## Exercise goal
Pick out every line that holds the string "Schroders" and copy it.

## Extracted data

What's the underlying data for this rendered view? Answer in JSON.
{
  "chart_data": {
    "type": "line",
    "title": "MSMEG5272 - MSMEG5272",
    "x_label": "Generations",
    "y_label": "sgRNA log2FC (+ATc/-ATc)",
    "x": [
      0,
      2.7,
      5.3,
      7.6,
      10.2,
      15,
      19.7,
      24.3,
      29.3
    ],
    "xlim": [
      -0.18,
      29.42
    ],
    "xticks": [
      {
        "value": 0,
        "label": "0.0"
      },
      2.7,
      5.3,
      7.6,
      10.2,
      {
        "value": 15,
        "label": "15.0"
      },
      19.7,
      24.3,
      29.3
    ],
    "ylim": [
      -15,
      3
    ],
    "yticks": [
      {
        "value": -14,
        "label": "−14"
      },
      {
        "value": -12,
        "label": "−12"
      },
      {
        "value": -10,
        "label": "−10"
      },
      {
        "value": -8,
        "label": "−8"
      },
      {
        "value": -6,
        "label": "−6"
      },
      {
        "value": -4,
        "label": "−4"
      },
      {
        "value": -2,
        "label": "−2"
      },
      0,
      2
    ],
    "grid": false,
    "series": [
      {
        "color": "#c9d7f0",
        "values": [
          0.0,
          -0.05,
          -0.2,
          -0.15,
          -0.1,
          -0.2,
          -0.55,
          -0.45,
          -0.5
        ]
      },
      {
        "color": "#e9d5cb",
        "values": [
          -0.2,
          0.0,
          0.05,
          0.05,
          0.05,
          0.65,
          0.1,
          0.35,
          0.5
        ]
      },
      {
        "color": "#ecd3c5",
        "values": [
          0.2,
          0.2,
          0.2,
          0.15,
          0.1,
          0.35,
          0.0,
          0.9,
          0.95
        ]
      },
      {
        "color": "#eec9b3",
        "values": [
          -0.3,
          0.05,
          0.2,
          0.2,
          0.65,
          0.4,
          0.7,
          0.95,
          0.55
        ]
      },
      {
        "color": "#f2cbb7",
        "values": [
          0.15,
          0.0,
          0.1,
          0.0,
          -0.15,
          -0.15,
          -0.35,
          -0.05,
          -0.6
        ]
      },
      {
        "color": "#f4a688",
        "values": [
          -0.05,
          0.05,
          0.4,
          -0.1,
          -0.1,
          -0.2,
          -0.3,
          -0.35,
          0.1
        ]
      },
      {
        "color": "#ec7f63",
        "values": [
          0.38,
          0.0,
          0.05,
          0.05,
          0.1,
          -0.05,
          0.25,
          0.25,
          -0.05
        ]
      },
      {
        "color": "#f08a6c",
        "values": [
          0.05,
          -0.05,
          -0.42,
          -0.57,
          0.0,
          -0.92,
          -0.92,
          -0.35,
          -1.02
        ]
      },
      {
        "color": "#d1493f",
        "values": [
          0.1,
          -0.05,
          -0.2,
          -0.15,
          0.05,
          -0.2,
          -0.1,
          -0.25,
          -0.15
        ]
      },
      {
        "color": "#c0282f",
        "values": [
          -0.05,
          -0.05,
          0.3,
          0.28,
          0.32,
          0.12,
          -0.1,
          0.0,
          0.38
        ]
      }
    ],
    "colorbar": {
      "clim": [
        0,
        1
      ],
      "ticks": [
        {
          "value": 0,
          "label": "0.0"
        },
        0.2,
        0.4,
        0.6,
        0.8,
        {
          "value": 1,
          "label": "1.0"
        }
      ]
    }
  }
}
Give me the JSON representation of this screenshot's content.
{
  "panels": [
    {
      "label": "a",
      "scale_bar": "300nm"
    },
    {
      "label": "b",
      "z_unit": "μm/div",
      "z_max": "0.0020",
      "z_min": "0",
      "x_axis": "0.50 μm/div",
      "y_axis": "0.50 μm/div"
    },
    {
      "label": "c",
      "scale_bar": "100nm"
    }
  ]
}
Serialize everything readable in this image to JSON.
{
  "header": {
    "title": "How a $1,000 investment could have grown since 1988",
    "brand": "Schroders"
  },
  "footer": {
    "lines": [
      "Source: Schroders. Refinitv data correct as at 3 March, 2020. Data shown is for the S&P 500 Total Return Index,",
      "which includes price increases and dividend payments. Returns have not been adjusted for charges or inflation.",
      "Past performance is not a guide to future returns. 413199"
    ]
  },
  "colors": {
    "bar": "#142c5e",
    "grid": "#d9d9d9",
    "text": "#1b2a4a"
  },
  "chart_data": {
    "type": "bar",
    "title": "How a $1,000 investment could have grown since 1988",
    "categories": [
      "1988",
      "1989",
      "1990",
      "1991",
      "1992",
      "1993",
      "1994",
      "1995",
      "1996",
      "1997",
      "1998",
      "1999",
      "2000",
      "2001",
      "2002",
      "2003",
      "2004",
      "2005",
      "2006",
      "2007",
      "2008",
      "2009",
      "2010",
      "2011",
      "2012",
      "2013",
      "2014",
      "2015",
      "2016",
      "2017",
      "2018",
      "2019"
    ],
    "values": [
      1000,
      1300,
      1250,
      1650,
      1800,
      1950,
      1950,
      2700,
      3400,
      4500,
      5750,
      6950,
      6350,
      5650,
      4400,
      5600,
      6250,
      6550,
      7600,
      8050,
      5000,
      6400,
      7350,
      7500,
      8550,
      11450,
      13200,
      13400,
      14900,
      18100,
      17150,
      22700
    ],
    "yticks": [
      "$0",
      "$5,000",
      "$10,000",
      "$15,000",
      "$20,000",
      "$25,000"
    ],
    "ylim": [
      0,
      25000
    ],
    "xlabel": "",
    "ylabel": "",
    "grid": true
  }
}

## Result of the task
    "brand": "Schroders"
      "Source: Schroders. Refinitv data correct as at 3 March, 2020. Data shown is for the S&P 500 Total Return Index,",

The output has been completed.